* _Aim of the task_
Return all of the data exactly as written, without the pictures.

(Figure collection entries)
......

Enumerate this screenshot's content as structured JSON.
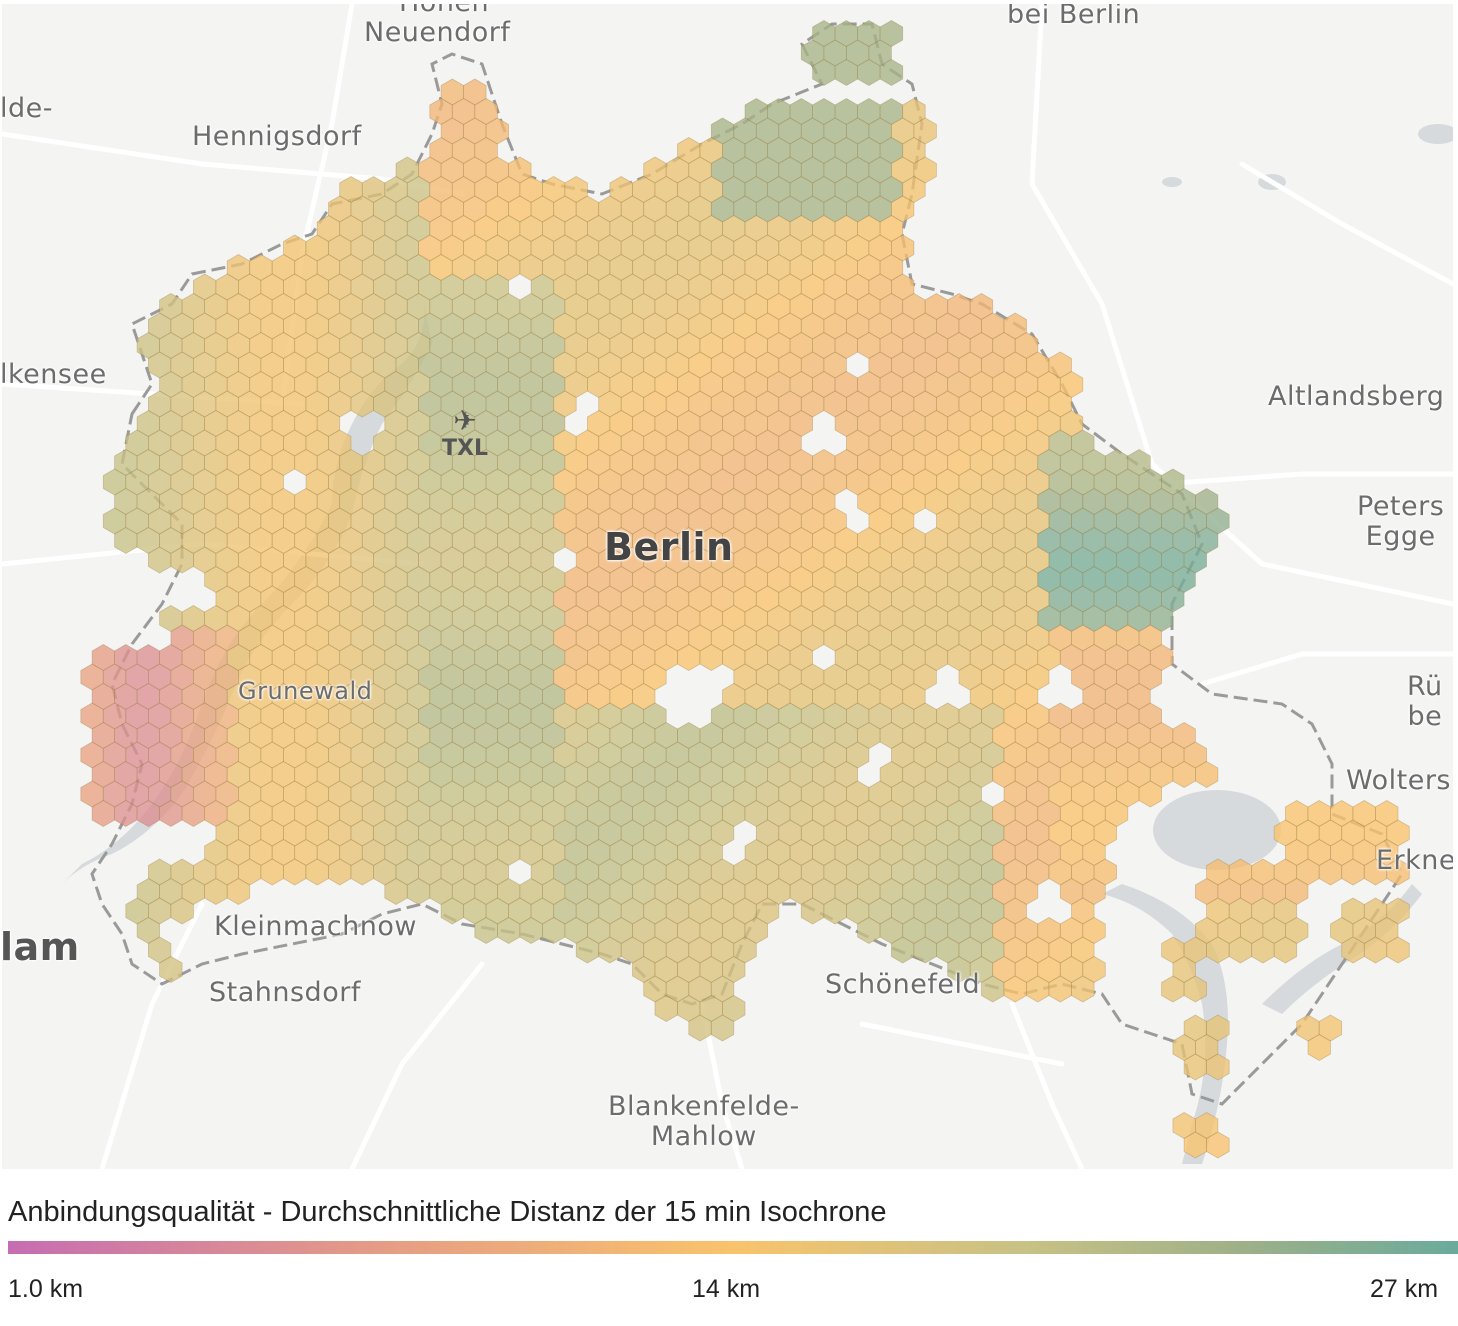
{
  "map": {
    "places": [
      {
        "id": "neuendorf",
        "label": "Neuendorf"
      },
      {
        "id": "hohen-top",
        "label": "Hohen"
      },
      {
        "id": "bei-berlin",
        "label": "bei Berlin"
      },
      {
        "id": "falkensee-top",
        "label": "lde-"
      },
      {
        "id": "hennigsdorf",
        "label": "Hennigsdorf"
      },
      {
        "id": "falkensee",
        "label": "lkensee"
      },
      {
        "id": "altlandsberg",
        "label": "Altlandsberg"
      },
      {
        "id": "petershagen",
        "label": "Peters\nEgge"
      },
      {
        "id": "berlin",
        "label": "Berlin"
      },
      {
        "id": "grunewald",
        "label": "Grunewald"
      },
      {
        "id": "ruedersdorf",
        "label": "Rü\nbe"
      },
      {
        "id": "woltersdorf",
        "label": "Wolters"
      },
      {
        "id": "erkner",
        "label": "Erkne"
      },
      {
        "id": "kleinmachnow",
        "label": "Kleinmachnow"
      },
      {
        "id": "potsdam",
        "label": "lam"
      },
      {
        "id": "stahnsdorf",
        "label": "Stahnsdorf"
      },
      {
        "id": "schoenefeld",
        "label": "Schönefeld"
      },
      {
        "id": "blankenfelde",
        "label": "Blankenfelde-\nMahlow"
      }
    ],
    "airport": {
      "code": "TXL",
      "icon": "airplane-icon"
    },
    "colors": {
      "background": "#f4f4f3",
      "water": "#d5d9dc",
      "roads": "#ffffff",
      "border": "#9a9a9a"
    }
  },
  "legend": {
    "title": "Anbindungsqualität - Durchschnittliche Distanz der 15 min Isochrone",
    "min_label": "1.0 km",
    "mid_label": "14 km",
    "max_label": "27 km",
    "scale_colors": [
      "#c66db2",
      "#e49b86",
      "#f9c36c",
      "#c8c285",
      "#9eb088",
      "#6aab9c"
    ]
  }
}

......

* _Right answer_
Enumerate this screenshot's content as structured JSON.
{
  "map": {
    "places": [
      {
        "id": "neuendorf",
        "label": "Neuendorf"
      },
      {
        "id": "hohen-top",
        "label": "Hohen"
      },
      {
        "id": "bei-berlin",
        "label": "bei Berlin"
      },
      {
        "id": "falkensee-top",
        "label": "lde-"
      },
      {
        "id": "hennigsdorf",
        "label": "Hennigsdorf"
      },
      {
        "id": "falkensee",
        "label": "lkensee"
      },
      {
        "id": "altlandsberg",
        "label": "Altlandsberg"
      },
      {
        "id": "petershagen",
        "label": "Peters\nEgge"
      },
      {
        "id": "berlin",
        "label": "Berlin"
      },
      {
        "id": "grunewald",
        "label": "Grunewald"
      },
      {
        "id": "ruedersdorf",
        "label": "Rü\nbe"
      },
      {
        "id": "woltersdorf",
        "label": "Wolters"
      },
      {
        "id": "erkner",
        "label": "Erkne"
      },
      {
        "id": "kleinmachnow",
        "label": "Kleinmachnow"
      },
      {
        "id": "potsdam",
        "label": "lam"
      },
      {
        "id": "stahnsdorf",
        "label": "Stahnsdorf"
      },
      {
        "id": "schoenefeld",
        "label": "Schönefeld"
      },
      {
        "id": "blankenfelde",
        "label": "Blankenfelde-\nMahlow"
      }
    ],
    "airport": {
      "code": "TXL",
      "icon": "airplane-icon"
    },
    "colors": {
      "background": "#f4f4f3",
      "water": "#d5d9dc",
      "roads": "#ffffff",
      "border": "#9a9a9a"
    }
  },
  "legend": {
    "title": "Anbindungsqualität - Durchschnittliche Distanz der 15 min Isochrone",
    "min_label": "1.0 km",
    "mid_label": "14 km",
    "max_label": "27 km",
    "scale_colors": [
      "#c66db2",
      "#e49b86",
      "#f9c36c",
      "#c8c285",
      "#9eb088",
      "#6aab9c"
    ]
  }
}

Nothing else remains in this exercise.